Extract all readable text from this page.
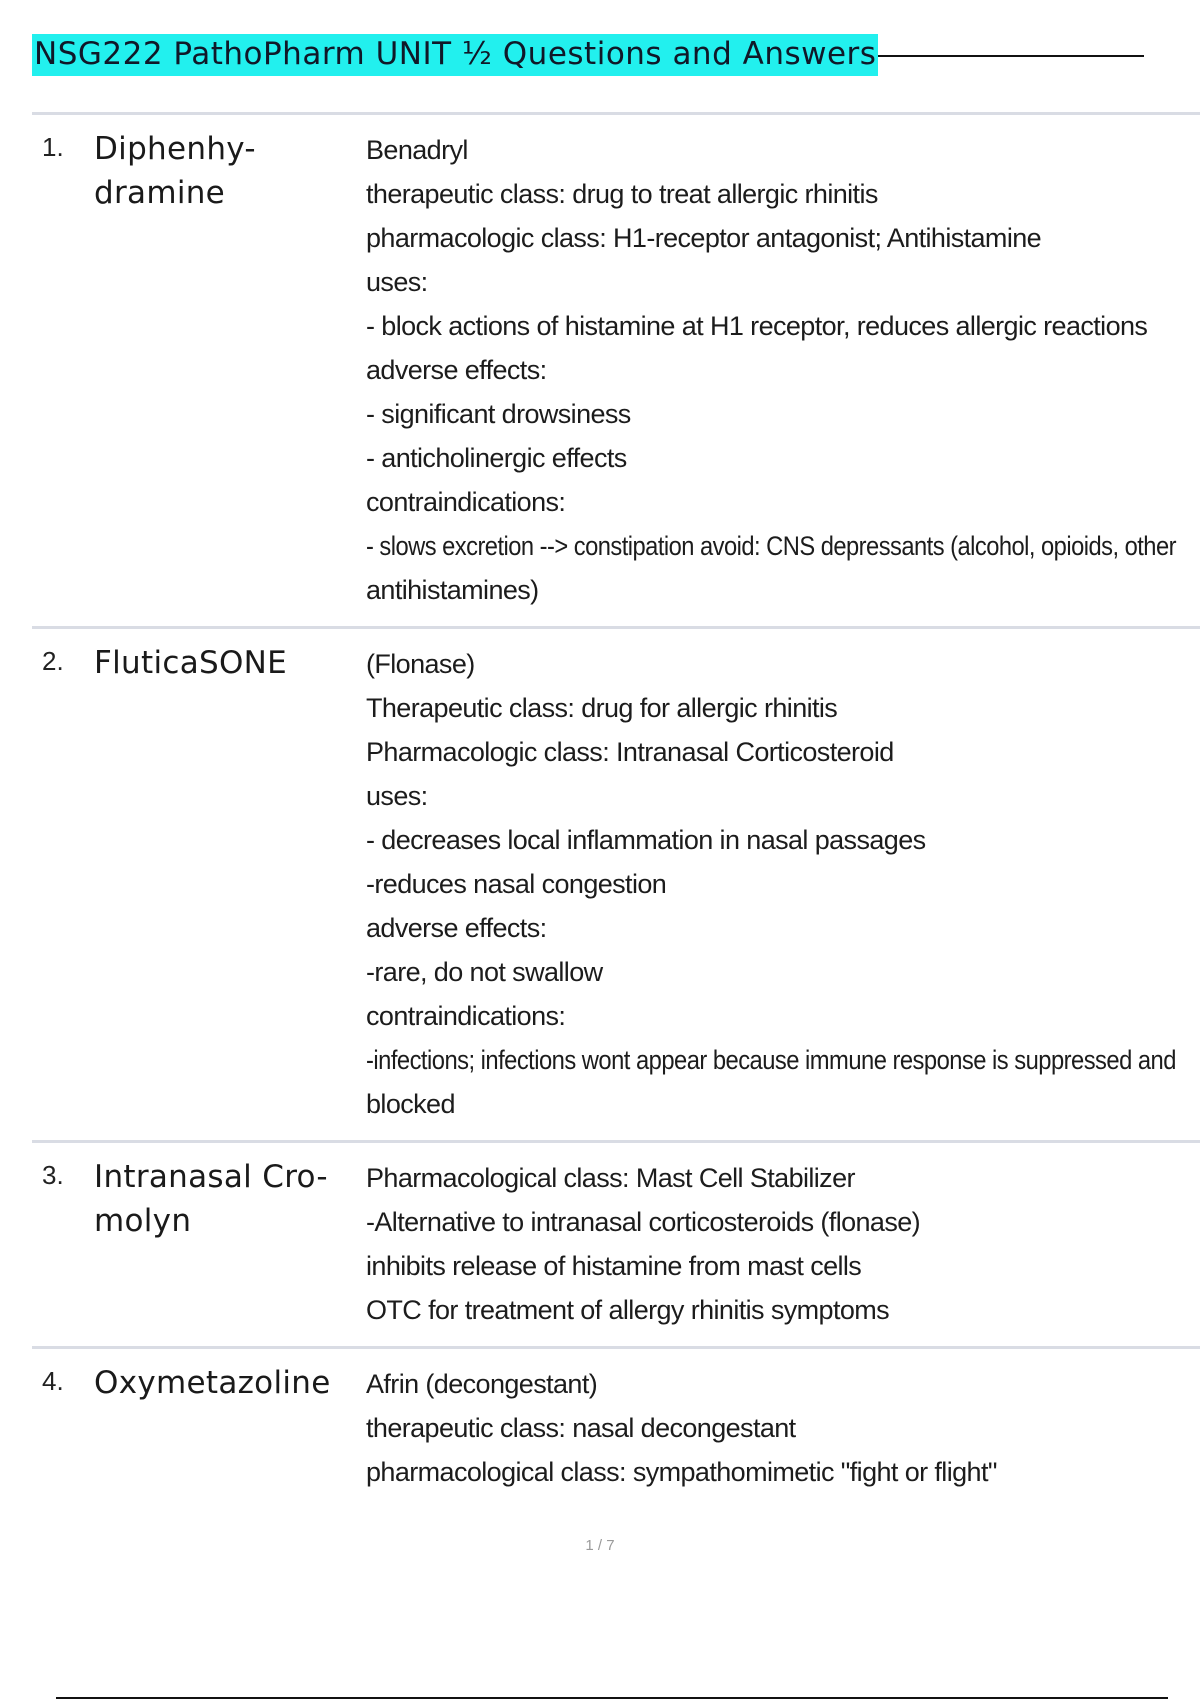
NSG222 PathoPharm UNIT ½ Questions and Answers
1. Diphenhy-
dramine
Benadryl
therapeutic class: drug to treat allergic rhinitis
pharmacologic class: H1-receptor antagonist; Antihistamine
uses:
- block actions of histamine at H1 receptor, reduces allergic reactions
adverse effects:
- significant drowsiness
- anticholinergic effects
contraindications:
- slows excretion --> constipation avoid: CNS depressants (alcohol, opioids, other
antihistamines)
2. FluticaSONE	(Flonase)
Therapeutic class: drug for allergic rhinitis
Pharmacologic class: Intranasal Corticosteroid
uses:
- decreases local inflammation in nasal passages
-reduces nasal congestion
adverse effects:
-rare, do not swallow
contraindications:
-infections; infections wont appear because immune response is suppressed and
blocked
3. Intranasal Cro-
molyn
Pharmacological class: Mast Cell Stabilizer
-Alternative to intranasal corticosteroids (flonase)
inhibits release of histamine from mast cells
OTC for treatment of allergy rhinitis symptoms
4. Oxymetazoline	Afrin (decongestant)
therapeutic class: nasal decongestant
pharmacological class: sympathomimetic "fight or flight"
1 / 7
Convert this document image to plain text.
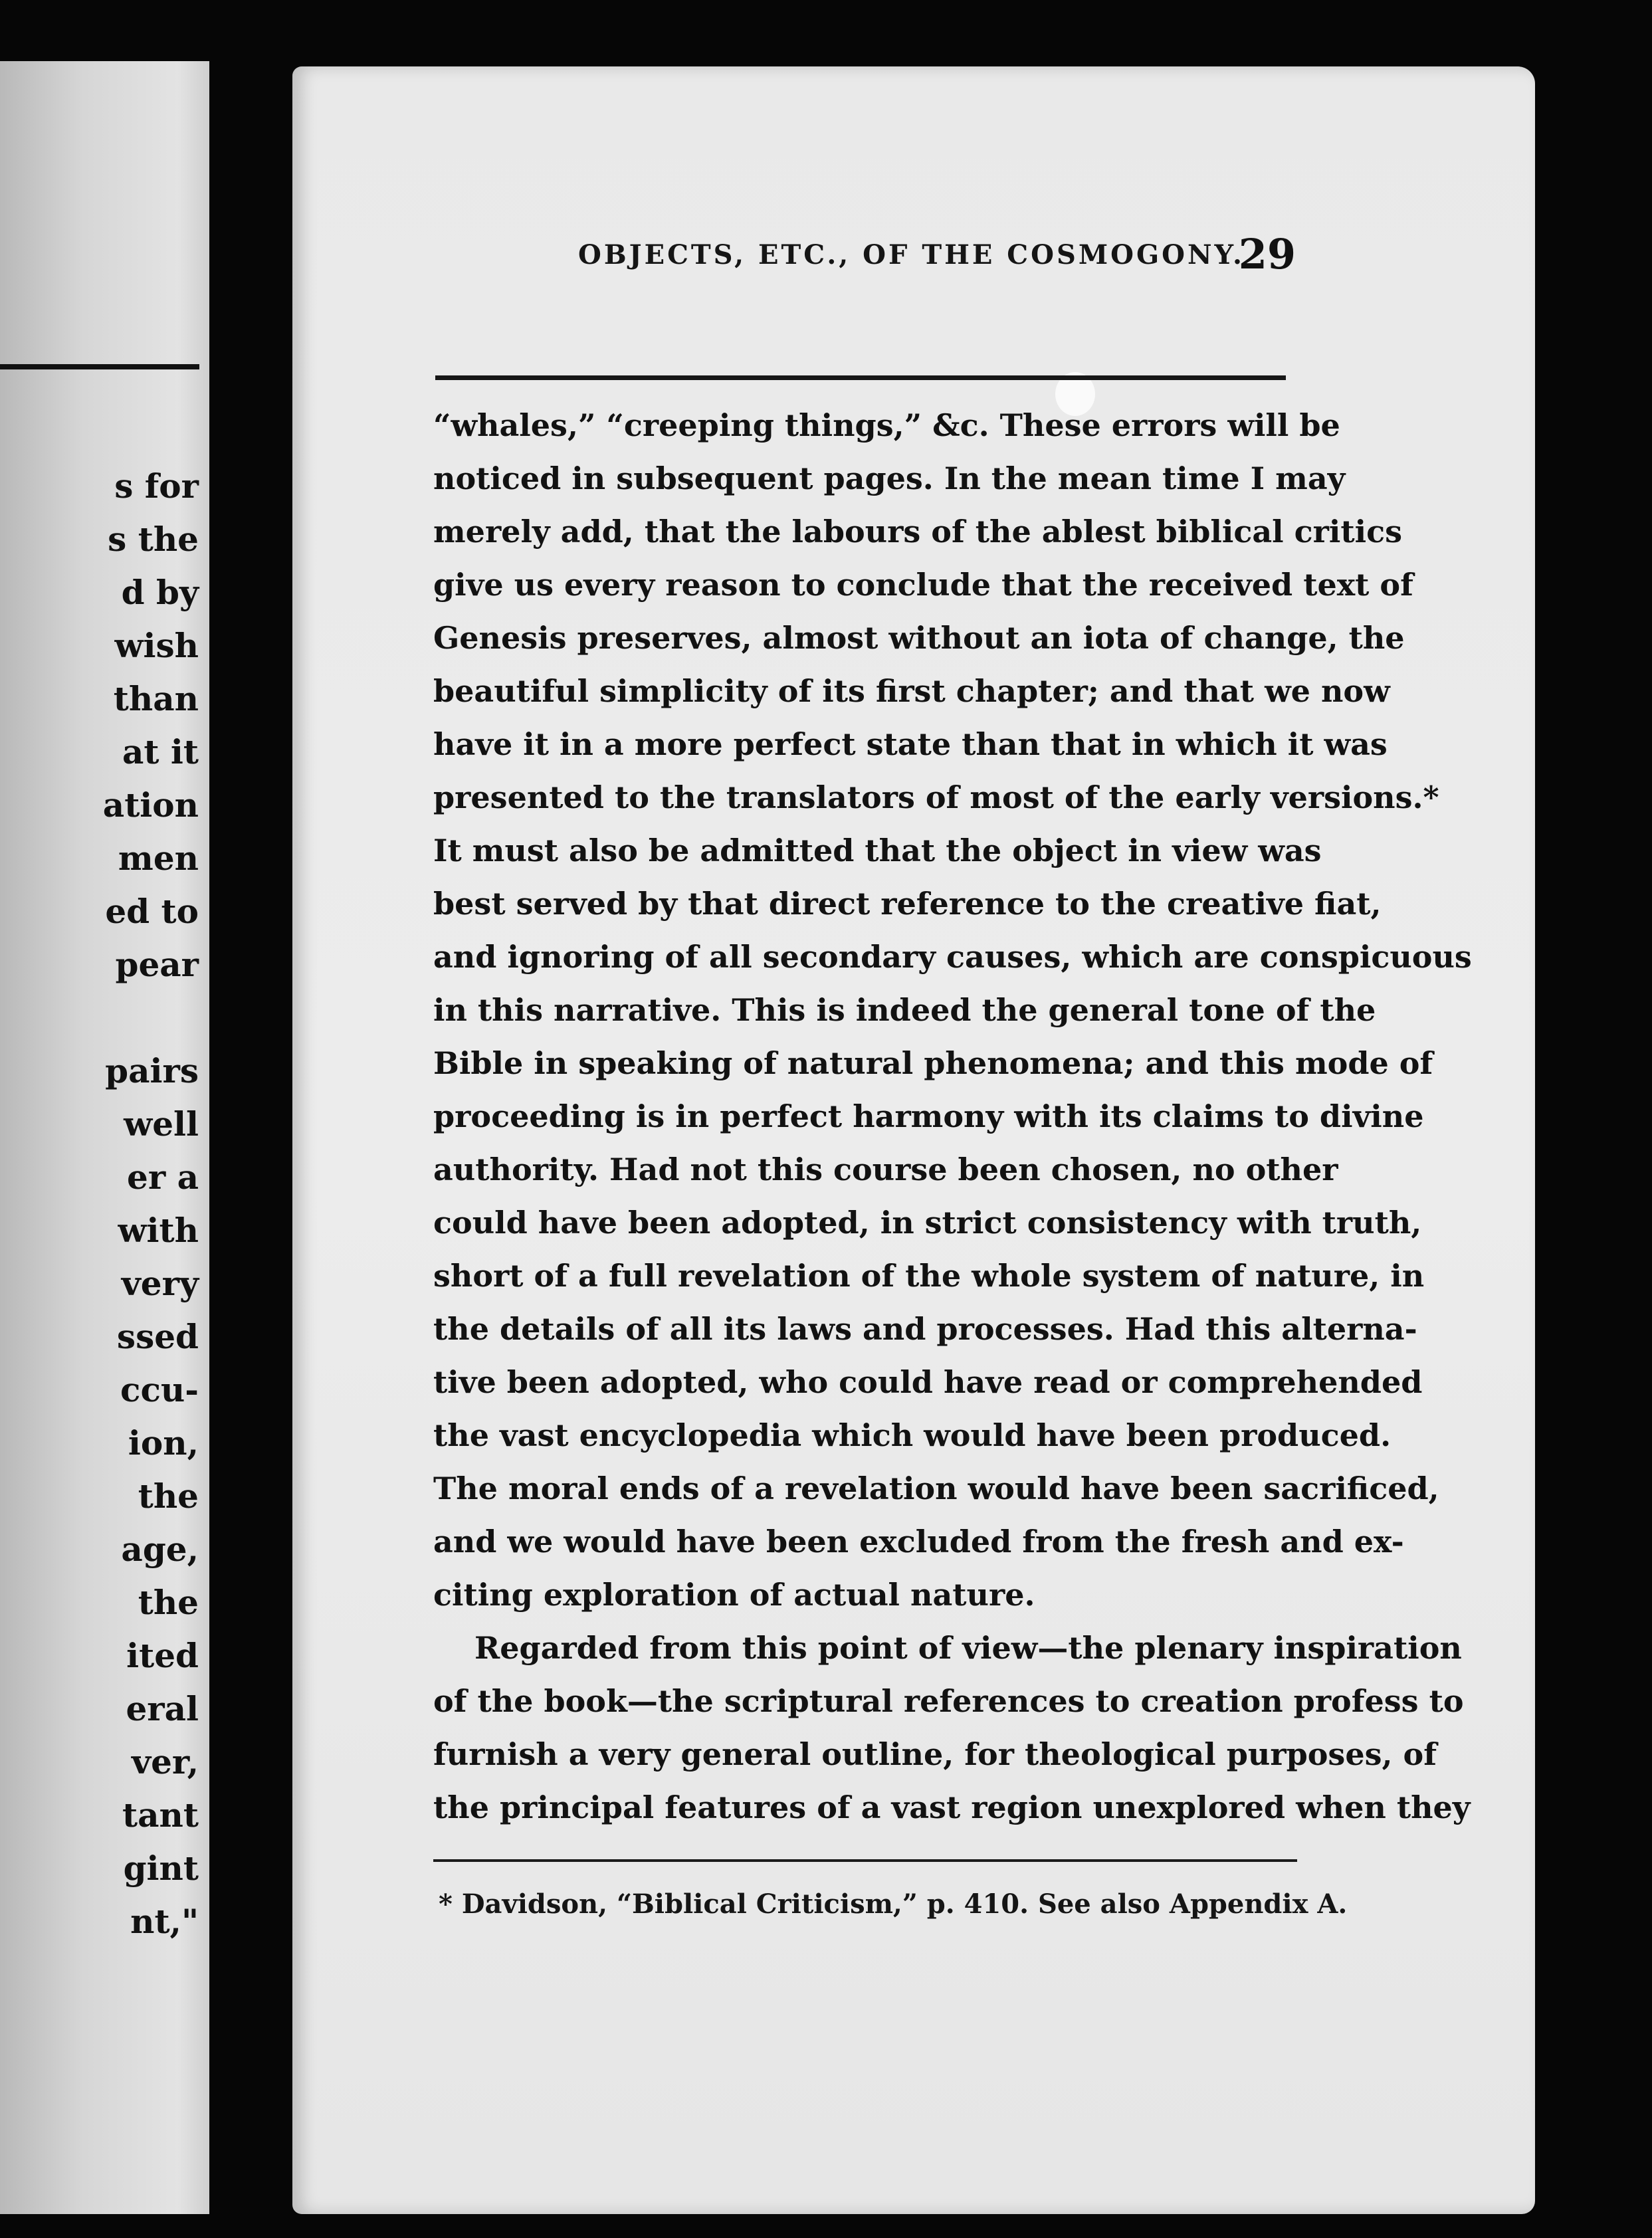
s for
s the
d by
wish
than
at it
ation
men
ed to
pear
pairs
well
er a
with
very
ssed
ccu-
ion,
the
age,
the
ited
eral
ver,
tant
gint
nt,"
OBJECTS, ETC., OF THE COSMOGONY.
29
“whales,” “creeping things,” &c. These errors will be
noticed in subsequent pages. In the mean time I may
merely add, that the labours of the ablest biblical critics
give us every reason to conclude that the received text of
Genesis preserves, almost without an iota of change, the
beautiful simplicity of its first chapter; and that we now
have it in a more perfect state than that in which it was
presented to the translators of most of the early versions.*
It must also be admitted that the object in view was
best served by that direct reference to the creative fiat,
and ignoring of all secondary causes, which are conspicuous
in this narrative. This is indeed the general tone of the
Bible in speaking of natural phenomena; and this mode of
proceeding is in perfect harmony with its claims to divine
authority. Had not this course been chosen, no other
could have been adopted, in strict consistency with truth,
short of a full revelation of the whole system of nature, in
the details of all its laws and processes. Had this alterna-
tive been adopted, who could have read or comprehended
the vast encyclopedia which would have been produced.
The moral ends of a revelation would have been sacrificed,
and we would have been excluded from the fresh and ex-
citing exploration of actual nature.
Regarded from this point of view—the plenary inspiration
of the book—the scriptural references to creation profess to
furnish a very general outline, for theological purposes, of
the principal features of a vast region unexplored when they
* Davidson, “Biblical Criticism,” p. 410. See also Appendix A.
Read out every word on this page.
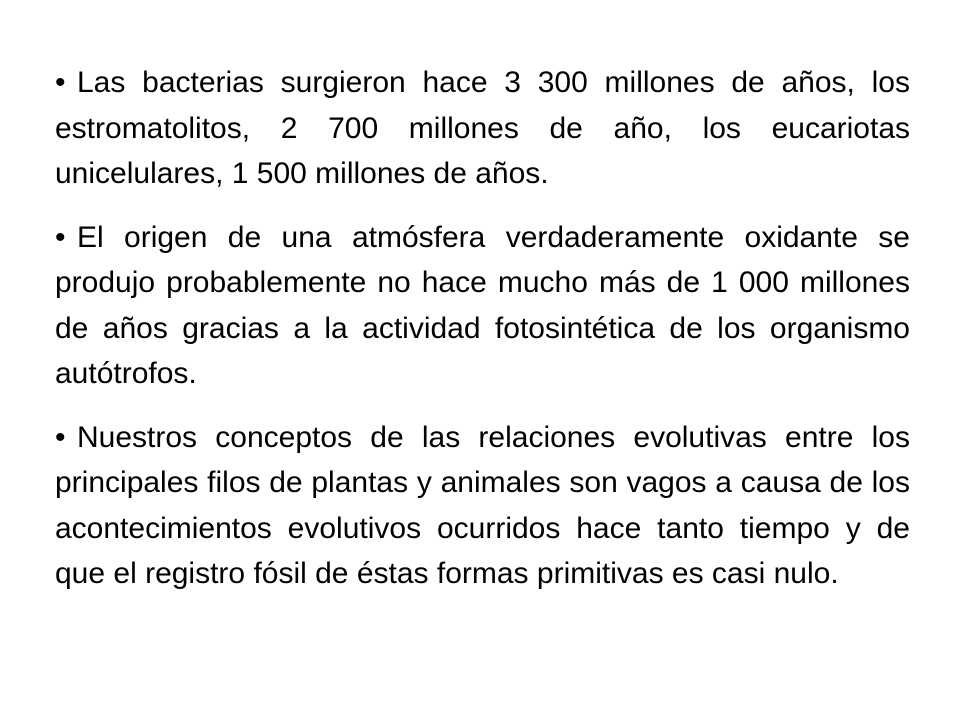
• Las bacterias surgieron hace 3 300 millones de años, los estromatolitos, 2 700 millones de año, los eucariotas unicelulares, 1 500 millones de años.
• El origen de una atmósfera verdaderamente oxidante se produjo probablemente no hace mucho más de 1 000 millones de años gracias a la actividad fotosintética de los organismo autótrofos.
• Nuestros conceptos de las relaciones evolutivas entre los principales filos de plantas y animales son vagos a causa de los acontecimientos evolutivos ocurridos hace tanto tiempo y de que el registro fósil de éstas formas primitivas es casi nulo.
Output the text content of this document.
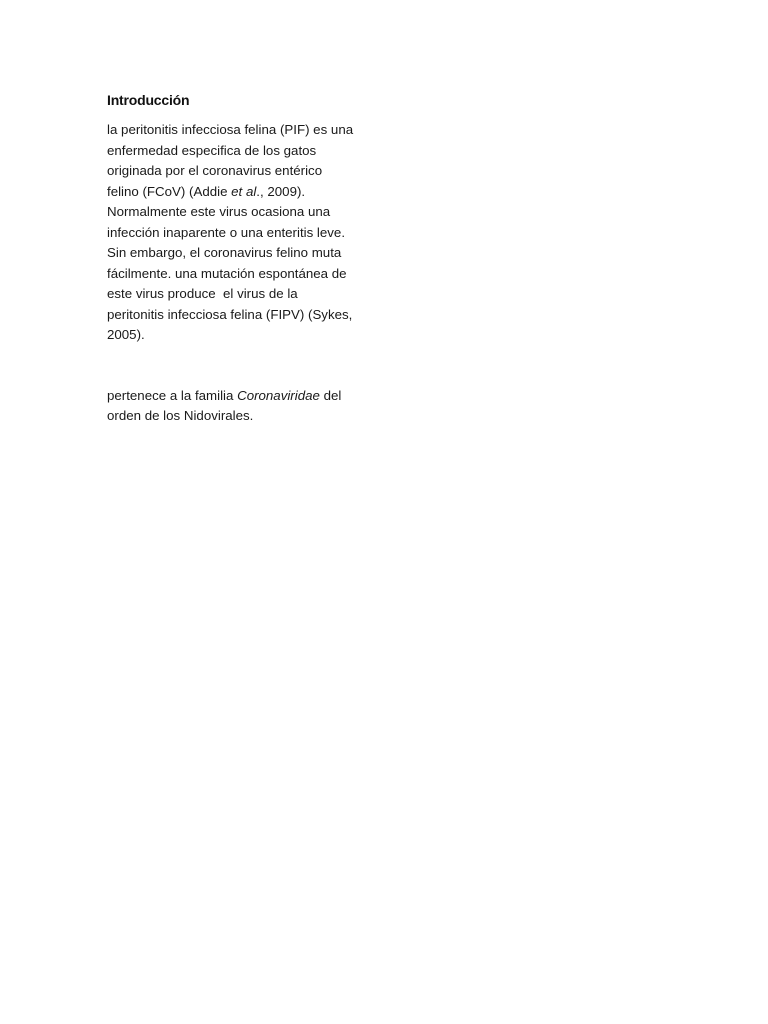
Introducción

la peritonitis infecciosa felina (PIF) es una
enfermedad especifica de los gatos
originada por el coronavirus entérico
felino (FCoV) (Addie et al., 2009).
Normalmente este virus ocasiona una
infección inaparente o una enteritis leve.
Sin embargo, el coronavirus felino muta
fácilmente. una mutación espontánea de
este virus produce  el virus de la
peritonitis infecciosa felina (FIPV) (Sykes,
2005).

pertenece a la familia Coronaviridae del
orden de los Nidovirales.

What is needed =
Look through the entries for the string "would". Every line that has it belongs in the answer.

Solution =
the vast encyclopedia which would have been produced.
The moral ends of a revelation would have been sacrificed,
and we would have been excluded from the fresh and ex-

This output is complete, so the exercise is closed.